■ Exercise directions ■
Scan the material below for the string "this", and copy every line where it shows up.

■ Task inputs ■
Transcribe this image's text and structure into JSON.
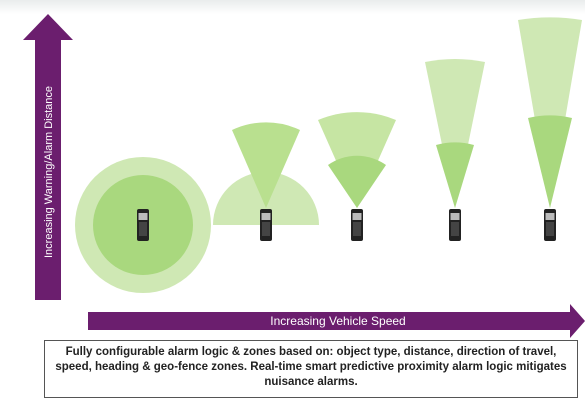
{
  "axes": {
    "y_label": "Increasing Warning/Alarm Distance",
    "x_label": "Increasing Vehicle Speed"
  },
  "caption": "Fully configurable alarm logic & zones based on: object type, distance, direction of travel, speed, heading & geo-fence zones. Real-time smart predictive proximity alarm logic mitigates nuisance alarms."
}
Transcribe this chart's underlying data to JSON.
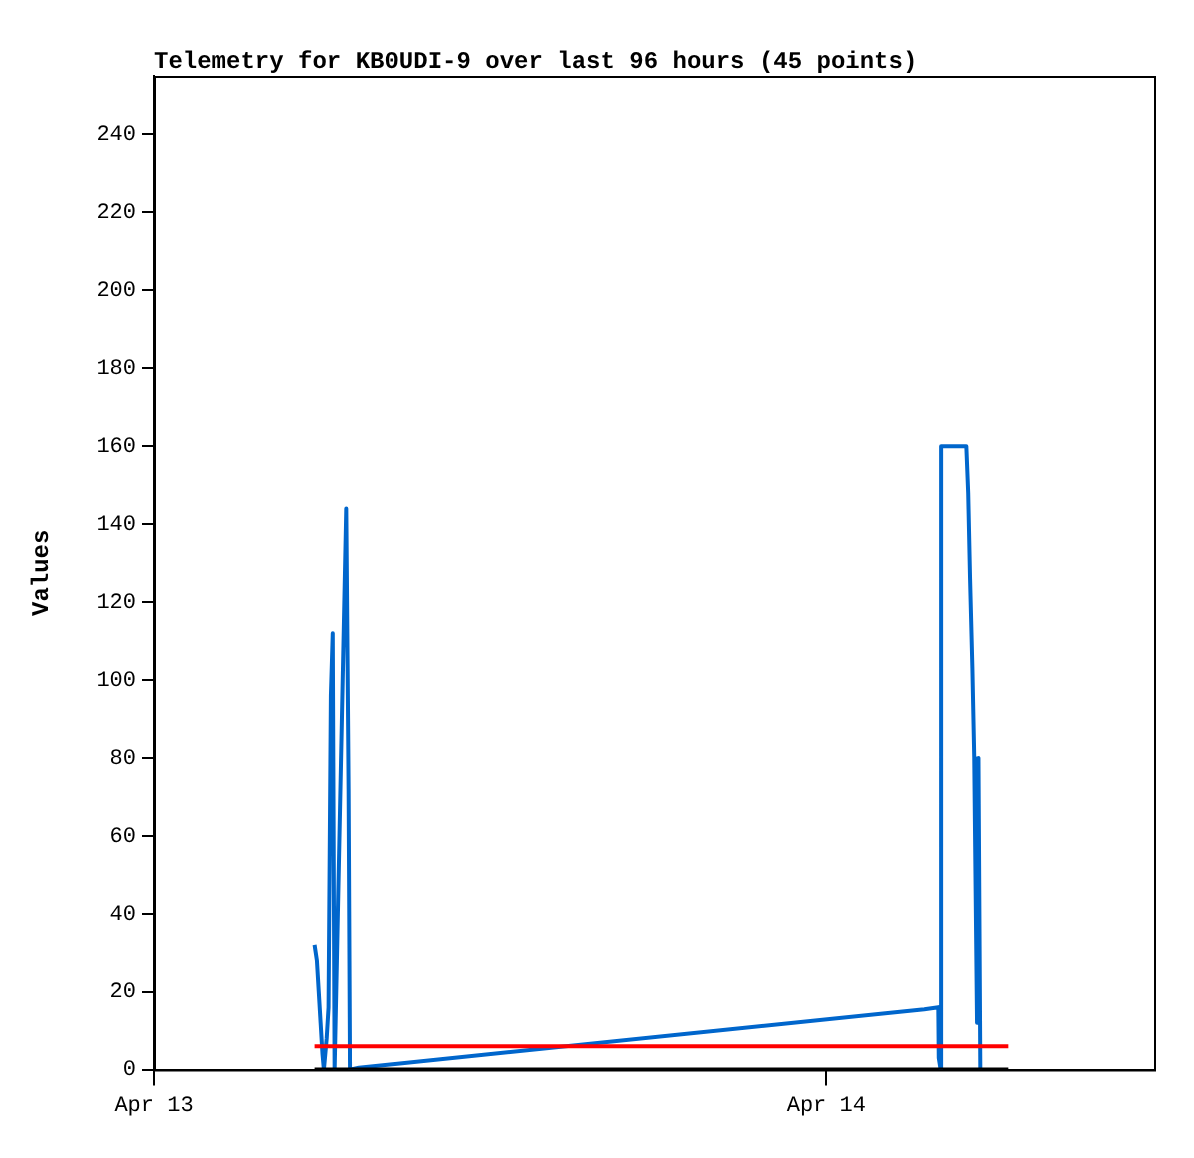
{
  "chart_data": {
    "type": "line",
    "title": "Telemetry for KB0UDI-9 over last 96 hours (45 points)",
    "ylabel": "Values",
    "xlim": [
      "--04-13",
      "--04-14T11:42"
    ],
    "xticks": [
      {
        "value": "--04-13",
        "label": "Apr 13"
      },
      {
        "value": "--04-14",
        "label": "Apr 14"
      }
    ],
    "ylim": [
      0,
      255
    ],
    "yticks": [
      0,
      20,
      40,
      60,
      80,
      100,
      120,
      140,
      160,
      180,
      200,
      220,
      240
    ],
    "grid": false,
    "legend": false,
    "marker": "none",
    "line_style": "solid",
    "series": [
      {
        "color": "#0066cc",
        "x": [
          "--04-13T05:44",
          "--04-13T05:49",
          "--04-13T05:53",
          "--04-13T05:57",
          "--04-13T06:01",
          "--04-13T06:04",
          "--04-13T06:10",
          "--04-13T06:14",
          "--04-13T06:19",
          "--04-13T06:23",
          "--04-13T06:27",
          "--04-13T06:52",
          "--04-13T06:57",
          "--04-13T07:00",
          "--04-13T07:19",
          "--04-14T03:30",
          "--04-14T04:00",
          "--04-14T04:01",
          "--04-14T04:05",
          "--04-14T04:06",
          "--04-14T05:00",
          "--04-14T05:04",
          "--04-14T05:08",
          "--04-14T05:13",
          "--04-14T05:17",
          "--04-14T05:19",
          "--04-14T05:23",
          "--04-14T05:26",
          "--04-14T05:30"
        ],
        "values": [
          32,
          28,
          20,
          12,
          4,
          0,
          8,
          16,
          96,
          112,
          0,
          144,
          72,
          0,
          0.5,
          15.5,
          16,
          3,
          0,
          160,
          160,
          148,
          126,
          103,
          80,
          57,
          12,
          80,
          0
        ]
      },
      {
        "color": "#ff0000",
        "x": [
          "--04-13T05:44",
          "--04-14T06:30"
        ],
        "values": [
          6,
          6
        ]
      },
      {
        "color": "#000000",
        "x": [
          "--04-13T05:44",
          "--04-14T06:30"
        ],
        "values": [
          0,
          0
        ]
      }
    ]
  }
}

■ Reply to the task ■
Transcribe this image's text and structure into JSON.
Transcribe this chart's underlying data to JSON.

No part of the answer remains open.